Data entries
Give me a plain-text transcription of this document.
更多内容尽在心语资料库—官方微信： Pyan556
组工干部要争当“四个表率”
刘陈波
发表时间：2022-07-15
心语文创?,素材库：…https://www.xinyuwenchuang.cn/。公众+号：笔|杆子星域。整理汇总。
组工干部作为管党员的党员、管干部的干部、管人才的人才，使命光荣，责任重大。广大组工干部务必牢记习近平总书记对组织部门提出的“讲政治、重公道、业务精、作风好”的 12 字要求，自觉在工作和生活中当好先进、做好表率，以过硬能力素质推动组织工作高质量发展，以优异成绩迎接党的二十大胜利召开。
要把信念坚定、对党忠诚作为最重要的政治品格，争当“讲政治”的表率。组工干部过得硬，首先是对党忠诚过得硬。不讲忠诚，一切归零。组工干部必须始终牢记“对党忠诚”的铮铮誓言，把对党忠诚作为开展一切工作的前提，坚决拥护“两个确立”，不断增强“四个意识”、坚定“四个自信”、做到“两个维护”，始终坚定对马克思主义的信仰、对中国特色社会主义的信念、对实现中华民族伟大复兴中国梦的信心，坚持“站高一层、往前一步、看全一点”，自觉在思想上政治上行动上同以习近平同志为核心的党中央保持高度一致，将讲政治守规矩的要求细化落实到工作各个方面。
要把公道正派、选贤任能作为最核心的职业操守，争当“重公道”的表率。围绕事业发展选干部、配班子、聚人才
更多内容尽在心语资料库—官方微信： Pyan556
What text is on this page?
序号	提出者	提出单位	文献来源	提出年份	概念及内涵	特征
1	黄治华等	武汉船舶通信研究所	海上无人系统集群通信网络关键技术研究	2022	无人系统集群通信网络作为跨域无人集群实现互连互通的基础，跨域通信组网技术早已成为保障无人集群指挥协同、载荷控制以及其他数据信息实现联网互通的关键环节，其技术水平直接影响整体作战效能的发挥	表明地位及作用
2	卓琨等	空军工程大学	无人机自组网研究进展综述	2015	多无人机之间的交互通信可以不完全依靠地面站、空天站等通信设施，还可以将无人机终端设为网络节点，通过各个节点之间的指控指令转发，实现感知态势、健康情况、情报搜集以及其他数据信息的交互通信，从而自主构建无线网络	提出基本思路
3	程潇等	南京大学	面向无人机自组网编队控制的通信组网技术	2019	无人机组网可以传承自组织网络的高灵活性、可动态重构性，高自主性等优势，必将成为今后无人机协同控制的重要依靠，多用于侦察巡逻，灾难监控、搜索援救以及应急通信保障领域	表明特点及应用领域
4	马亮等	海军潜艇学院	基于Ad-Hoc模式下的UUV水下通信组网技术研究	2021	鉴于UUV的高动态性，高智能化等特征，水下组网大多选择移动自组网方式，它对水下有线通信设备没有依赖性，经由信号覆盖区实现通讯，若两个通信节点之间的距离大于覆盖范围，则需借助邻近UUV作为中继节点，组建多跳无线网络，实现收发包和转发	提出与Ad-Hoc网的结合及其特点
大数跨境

**Exercise description:**
Above are entries; state the number of lines among them that contain "this", and nothing else.

**Exercise result:**
2